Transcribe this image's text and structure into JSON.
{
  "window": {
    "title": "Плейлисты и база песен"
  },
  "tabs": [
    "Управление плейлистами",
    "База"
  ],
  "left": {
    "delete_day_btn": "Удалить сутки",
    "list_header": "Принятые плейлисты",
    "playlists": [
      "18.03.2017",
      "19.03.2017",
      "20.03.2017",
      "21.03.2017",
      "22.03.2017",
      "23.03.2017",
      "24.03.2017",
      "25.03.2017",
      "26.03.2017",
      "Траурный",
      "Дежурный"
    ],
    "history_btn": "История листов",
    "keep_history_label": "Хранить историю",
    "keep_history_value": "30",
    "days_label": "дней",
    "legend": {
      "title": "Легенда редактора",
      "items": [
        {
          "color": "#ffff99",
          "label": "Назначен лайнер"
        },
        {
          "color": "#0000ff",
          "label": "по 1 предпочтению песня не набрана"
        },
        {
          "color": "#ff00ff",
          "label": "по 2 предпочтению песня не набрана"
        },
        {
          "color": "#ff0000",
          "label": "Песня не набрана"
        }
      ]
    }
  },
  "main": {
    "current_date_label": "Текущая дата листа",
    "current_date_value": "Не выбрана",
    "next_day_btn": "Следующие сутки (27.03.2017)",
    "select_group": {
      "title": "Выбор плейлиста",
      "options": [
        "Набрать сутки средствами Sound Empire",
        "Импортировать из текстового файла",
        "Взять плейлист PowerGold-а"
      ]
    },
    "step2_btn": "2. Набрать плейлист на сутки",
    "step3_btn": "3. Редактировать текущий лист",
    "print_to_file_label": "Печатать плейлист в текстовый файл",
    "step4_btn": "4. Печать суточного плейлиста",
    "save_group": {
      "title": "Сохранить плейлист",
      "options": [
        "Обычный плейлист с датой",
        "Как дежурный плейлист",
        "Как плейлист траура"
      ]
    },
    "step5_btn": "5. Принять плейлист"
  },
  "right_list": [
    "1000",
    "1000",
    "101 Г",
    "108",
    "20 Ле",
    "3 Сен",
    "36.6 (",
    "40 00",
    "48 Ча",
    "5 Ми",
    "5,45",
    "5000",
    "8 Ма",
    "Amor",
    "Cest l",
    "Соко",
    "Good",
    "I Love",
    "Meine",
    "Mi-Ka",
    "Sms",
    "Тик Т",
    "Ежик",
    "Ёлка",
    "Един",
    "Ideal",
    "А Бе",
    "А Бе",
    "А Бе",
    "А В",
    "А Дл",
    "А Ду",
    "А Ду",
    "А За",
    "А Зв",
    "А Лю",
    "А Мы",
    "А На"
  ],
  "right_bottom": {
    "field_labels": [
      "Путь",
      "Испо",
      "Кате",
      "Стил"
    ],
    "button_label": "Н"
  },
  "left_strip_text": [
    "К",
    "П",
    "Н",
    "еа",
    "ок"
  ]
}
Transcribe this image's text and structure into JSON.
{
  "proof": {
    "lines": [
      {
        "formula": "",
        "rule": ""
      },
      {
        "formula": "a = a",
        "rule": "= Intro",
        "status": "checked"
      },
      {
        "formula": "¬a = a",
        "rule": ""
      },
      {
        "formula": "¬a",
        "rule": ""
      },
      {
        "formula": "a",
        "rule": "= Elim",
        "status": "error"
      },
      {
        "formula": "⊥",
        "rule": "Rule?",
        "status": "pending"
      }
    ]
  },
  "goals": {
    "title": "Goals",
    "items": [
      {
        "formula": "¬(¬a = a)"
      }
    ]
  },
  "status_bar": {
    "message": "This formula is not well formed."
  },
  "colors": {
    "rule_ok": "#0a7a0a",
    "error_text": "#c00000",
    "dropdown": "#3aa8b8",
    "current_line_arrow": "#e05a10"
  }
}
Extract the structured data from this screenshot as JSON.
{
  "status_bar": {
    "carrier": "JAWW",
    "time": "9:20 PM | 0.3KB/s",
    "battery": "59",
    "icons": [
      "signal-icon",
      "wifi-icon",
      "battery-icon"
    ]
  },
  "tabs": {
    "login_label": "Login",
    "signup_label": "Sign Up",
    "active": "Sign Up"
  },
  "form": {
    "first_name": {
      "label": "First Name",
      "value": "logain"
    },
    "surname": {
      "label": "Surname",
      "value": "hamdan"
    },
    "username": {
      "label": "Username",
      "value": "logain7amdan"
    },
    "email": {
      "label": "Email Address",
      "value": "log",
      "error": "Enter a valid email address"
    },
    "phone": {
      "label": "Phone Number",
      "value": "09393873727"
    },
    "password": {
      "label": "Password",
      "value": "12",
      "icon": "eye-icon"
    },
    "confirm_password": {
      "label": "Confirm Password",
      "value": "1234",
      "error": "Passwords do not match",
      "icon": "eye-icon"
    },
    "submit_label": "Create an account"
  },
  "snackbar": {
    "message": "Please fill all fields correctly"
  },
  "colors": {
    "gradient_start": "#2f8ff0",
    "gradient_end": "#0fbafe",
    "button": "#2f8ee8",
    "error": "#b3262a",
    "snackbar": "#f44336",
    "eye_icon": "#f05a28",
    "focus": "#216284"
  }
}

* [JOB]: The listing above must be transcribed exactly, line by line.

* [OUTPUT BELOW]:
Transcribe this image's text and structure into JSON.
{
  "window": {
    "title": "Плейлисты и база песен"
  },
  "tabs": [
    "Управление плейлистами",
    "База"
  ],
  "left": {
    "delete_day_btn": "Удалить сутки",
    "list_header": "Принятые плейлисты",
    "playlists": [
      "18.03.2017",
      "19.03.2017",
      "20.03.2017",
      "21.03.2017",
      "22.03.2017",
      "23.03.2017",
      "24.03.2017",
      "25.03.2017",
      "26.03.2017",
      "Траурный",
      "Дежурный"
    ],
    "history_btn": "История листов",
    "keep_history_label": "Хранить историю",
    "keep_history_value": "30",
    "days_label": "дней",
    "legend": {
      "title": "Легенда редактора",
      "items": [
        {
          "color": "#ffff99",
          "label": "Назначен лайнер"
        },
        {
          "color": "#0000ff",
          "label": "по 1 предпочтению песня не набрана"
        },
        {
          "color": "#ff00ff",
          "label": "по 2 предпочтению песня не набрана"
        },
        {
          "color": "#ff0000",
          "label": "Песня не набрана"
        }
      ]
    }
  },
  "main": {
    "current_date_label": "Текущая дата листа",
    "current_date_value": "Не выбрана",
    "next_day_btn": "Следующие сутки (27.03.2017)",
    "select_group": {
      "title": "Выбор плейлиста",
      "options": [
        "Набрать сутки средствами Sound Empire",
        "Импортировать из текстового файла",
        "Взять плейлист PowerGold-а"
      ]
    },
    "step2_btn": "2. Набрать плейлист на сутки",
    "step3_btn": "3. Редактировать текущий лист",
    "print_to_file_label": "Печатать плейлист в текстовый файл",
    "step4_btn": "4. Печать суточного плейлиста",
    "save_group": {
      "title": "Сохранить плейлист",
      "options": [
        "Обычный плейлист с датой",
        "Как дежурный плейлист",
        "Как плейлист траура"
      ]
    },
    "step5_btn": "5. Принять плейлист"
  },
  "right_list": [
    "1000",
    "1000",
    "101 Г",
    "108",
    "20 Ле",
    "3 Сен",
    "36.6 (",
    "40 00",
    "48 Ча",
    "5 Ми",
    "5,45",
    "5000",
    "8 Ма",
    "Amor",
    "Cest l",
    "Соко",
    "Good",
    "I Love",
    "Meine",
    "Mi-Ka",
    "Sms",
    "Тик Т",
    "Ежик",
    "Ёлка",
    "Един",
    "Ideal",
    "А Бе",
    "А Бе",
    "А Бе",
    "А В",
    "А Дл",
    "А Ду",
    "А Ду",
    "А За",
    "А Зв",
    "А Лю",
    "А Мы",
    "А На"
  ],
  "right_bottom": {
    "field_labels": [
      "Путь",
      "Испо",
      "Кате",
      "Стил"
    ],
    "button_label": "Н"
  },
  "left_strip_text": [
    "К",
    "П",
    "Н",
    "еа",
    "ок"
  ]
}
Transcribe this image's text and structure into JSON.
{
  "proof": {
    "lines": [
      {
        "formula": "",
        "rule": ""
      },
      {
        "formula": "a = a",
        "rule": "= Intro",
        "status": "checked"
      },
      {
        "formula": "¬a = a",
        "rule": ""
      },
      {
        "formula": "¬a",
        "rule": ""
      },
      {
        "formula": "a",
        "rule": "= Elim",
        "status": "error"
      },
      {
        "formula": "⊥",
        "rule": "Rule?",
        "status": "pending"
      }
    ]
  },
  "goals": {
    "title": "Goals",
    "items": [
      {
        "formula": "¬(¬a = a)"
      }
    ]
  },
  "status_bar": {
    "message": "This formula is not well formed."
  },
  "colors": {
    "rule_ok": "#0a7a0a",
    "error_text": "#c00000",
    "dropdown": "#3aa8b8",
    "current_line_arrow": "#e05a10"
  }
}
Extract the structured data from this screenshot as JSON.
{
  "status_bar": {
    "carrier": "JAWW",
    "time": "9:20 PM | 0.3KB/s",
    "battery": "59",
    "icons": [
      "signal-icon",
      "wifi-icon",
      "battery-icon"
    ]
  },
  "tabs": {
    "login_label": "Login",
    "signup_label": "Sign Up",
    "active": "Sign Up"
  },
  "form": {
    "first_name": {
      "label": "First Name",
      "value": "logain"
    },
    "surname": {
      "label": "Surname",
      "value": "hamdan"
    },
    "username": {
      "label": "Username",
      "value": "logain7amdan"
    },
    "email": {
      "label": "Email Address",
      "value": "log",
      "error": "Enter a valid email address"
    },
    "phone": {
      "label": "Phone Number",
      "value": "09393873727"
    },
    "password": {
      "label": "Password",
      "value": "12",
      "icon": "eye-icon"
    },
    "confirm_password": {
      "label": "Confirm Password",
      "value": "1234",
      "error": "Passwords do not match",
      "icon": "eye-icon"
    },
    "submit_label": "Create an account"
  },
  "snackbar": {
    "message": "Please fill all fields correctly"
  },
  "colors": {
    "gradient_start": "#2f8ff0",
    "gradient_end": "#0fbafe",
    "button": "#2f8ee8",
    "error": "#b3262a",
    "snackbar": "#f44336",
    "eye_icon": "#f05a28",
    "focus": "#216284"
  }
}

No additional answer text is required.